━━ Dataset excerpts ━━

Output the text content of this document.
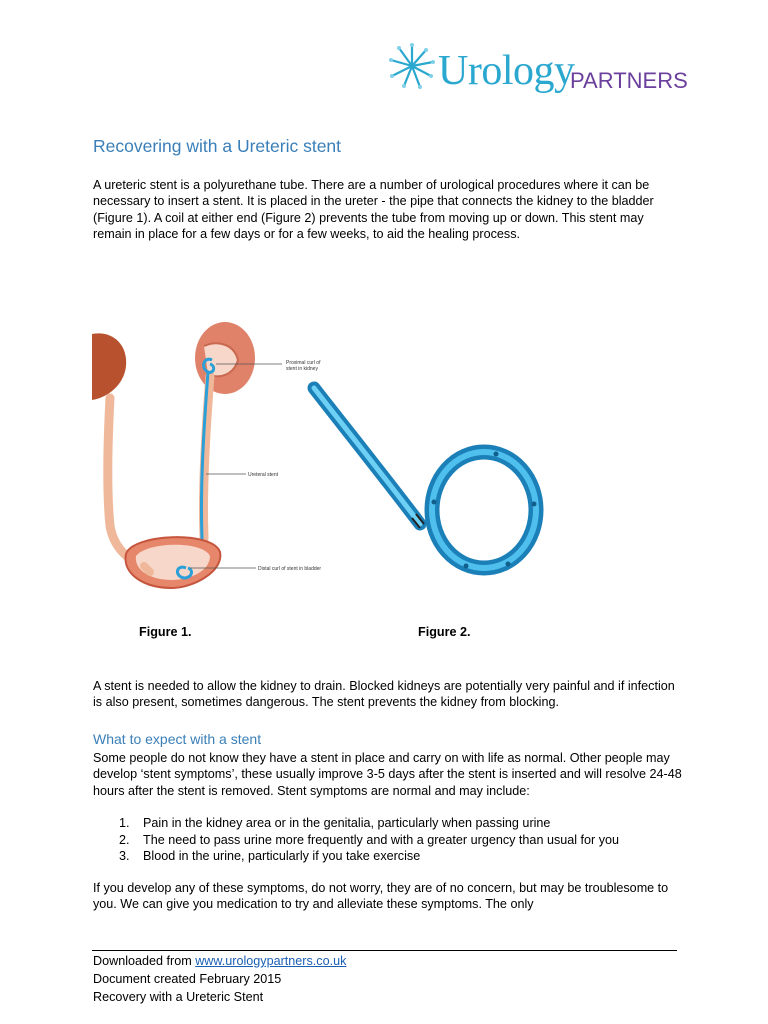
Urology
PARTNERS
Recovering with a Ureteric stent
A ureteric stent is a polyurethane tube. There are a number of urological procedures where it can be necessary to insert a stent. It is placed in the ureter - the pipe that connects the kidney to the bladder (Figure 1). A coil at either end (Figure 2) prevents the tube from moving up or down. This stent may remain in place for a few days or for a few weeks, to aid the healing process.
Proximal curl of
stent in kidney
Ureteral stent
Distal curl of stent in bladder
Figure 1.	Figure 2.
A stent is needed to allow the kidney to drain. Blocked kidneys are potentially very painful and if infection is also present, sometimes dangerous. The stent prevents the kidney from blocking.
What to expect with a stent
Some people do not know they have a stent in place and carry on with life as normal. Other people may develop ‘stent symptoms’, these usually improve 3-5 days after the stent is inserted and will resolve 24-48 hours after the stent is removed. Stent symptoms are normal and may include:
1. Pain in the kidney area or in the genitalia, particularly when passing urine
2. The need to pass urine more frequently and with a greater urgency than usual for you
3. Blood in the urine, particularly if you take exercise
If you develop any of these symptoms, do not worry, they are of no concern, but may be troublesome to you. We can give you medication to try and alleviate these symptoms. The only
Downloaded from www.urologypartners.co.uk
Document created February 2015
Recovery with a Ureteric Stent
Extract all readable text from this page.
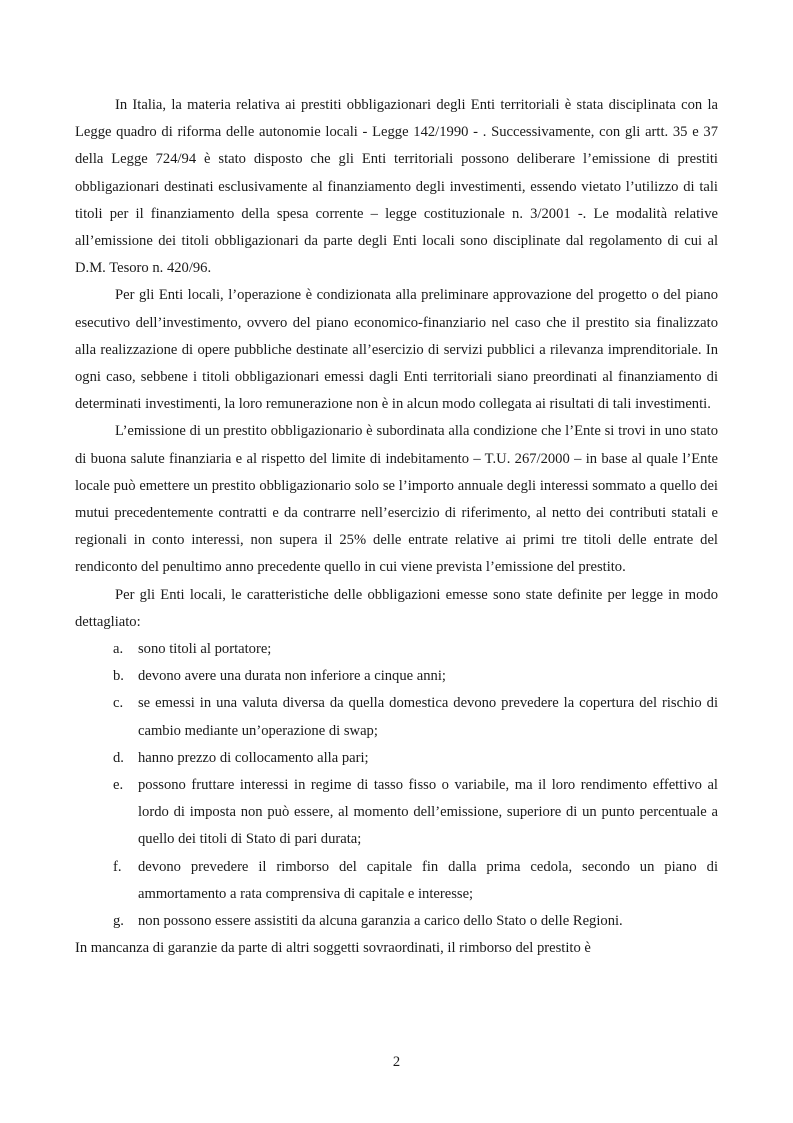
In Italia, la materia relativa ai prestiti obbligazionari degli Enti territoriali è stata disciplinata con la Legge quadro di riforma delle autonomie locali - Legge 142/1990 - . Successivamente, con gli artt. 35 e 37 della Legge 724/94 è stato disposto che gli Enti territoriali possono deliberare l’emissione di prestiti obbligazionari destinati esclusivamente al finanziamento degli investimenti, essendo vietato l’utilizzo di tali titoli per il finanziamento della spesa corrente – legge costituzionale n. 3/2001 -. Le modalità relative all’emissione dei titoli obbligazionari da parte degli Enti locali sono disciplinate dal regolamento di cui al D.M. Tesoro n. 420/96.

Per gli Enti locali, l’operazione è condizionata alla preliminare approvazione del progetto o del piano esecutivo dell’investimento, ovvero del piano economico-finanziario nel caso che il prestito sia finalizzato alla realizzazione di opere pubbliche destinate all’esercizio di servizi pubblici a rilevanza imprenditoriale. In ogni caso, sebbene i titoli obbligazionari emessi dagli Enti territoriali siano preordinati al finanziamento di determinati investimenti, la loro remunerazione non è in alcun modo collegata ai risultati di tali investimenti.

L’emissione di un prestito obbligazionario è subordinata alla condizione che l’Ente si trovi in uno stato di buona salute finanziaria e al rispetto del limite di indebitamento – T.U. 267/2000 – in base al quale l’Ente locale può emettere un prestito obbligazionario solo se l’importo annuale degli interessi sommato a quello dei mutui precedentemente contratti e da contrarre nell’esercizio di riferimento, al netto dei contributi statali e regionali in conto interessi, non supera il 25% delle entrate relative ai primi tre titoli delle entrate del rendiconto del penultimo anno precedente quello in cui viene prevista l’emissione del prestito.

Per gli Enti locali, le caratteristiche delle obbligazioni emesse sono state definite per legge in modo dettagliato:

a. sono titoli al portatore;
b. devono avere una durata non inferiore a cinque anni;
c. se emessi in una valuta diversa da quella domestica devono prevedere la copertura del rischio di cambio mediante un’operazione di swap;
d. hanno prezzo di collocamento alla pari;
e. possono fruttare interessi in regime di tasso fisso o variabile, ma il loro rendimento effettivo al lordo di imposta non può essere, al momento dell’emissione, superiore di un punto percentuale a quello dei titoli di Stato di pari durata;
f. devono prevedere il rimborso del capitale fin dalla prima cedola, secondo un piano di ammortamento a rata comprensiva di capitale e interesse;
g. non possono essere assistiti da alcuna garanzia a carico dello Stato o delle Regioni.

In mancanza di garanzie da parte di altri soggetti sovraordinati, il rimborso del prestito è

2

━━━

What you need to do. Track down every line holding the string "place" and copy it.

Full response.
A ureteric stent is a polyurethane tube. There are a number of urological procedures where it can be necessary to insert a stent. It is placed in the ureter - the pipe that connects the kidney to the bladder (Figure 1). A coil at either end (Figure 2) prevents the tube from moving up or down. This stent may remain in place for a few days or for a few weeks, to aid the healing process.
Some people do not know they have a stent in place and carry on with life as normal. Other people may develop ‘stent symptoms’, these usually improve 3-5 days after the stent is inserted and will resolve 24-48 hours after the stent is removed. Stent symptoms are normal and may include:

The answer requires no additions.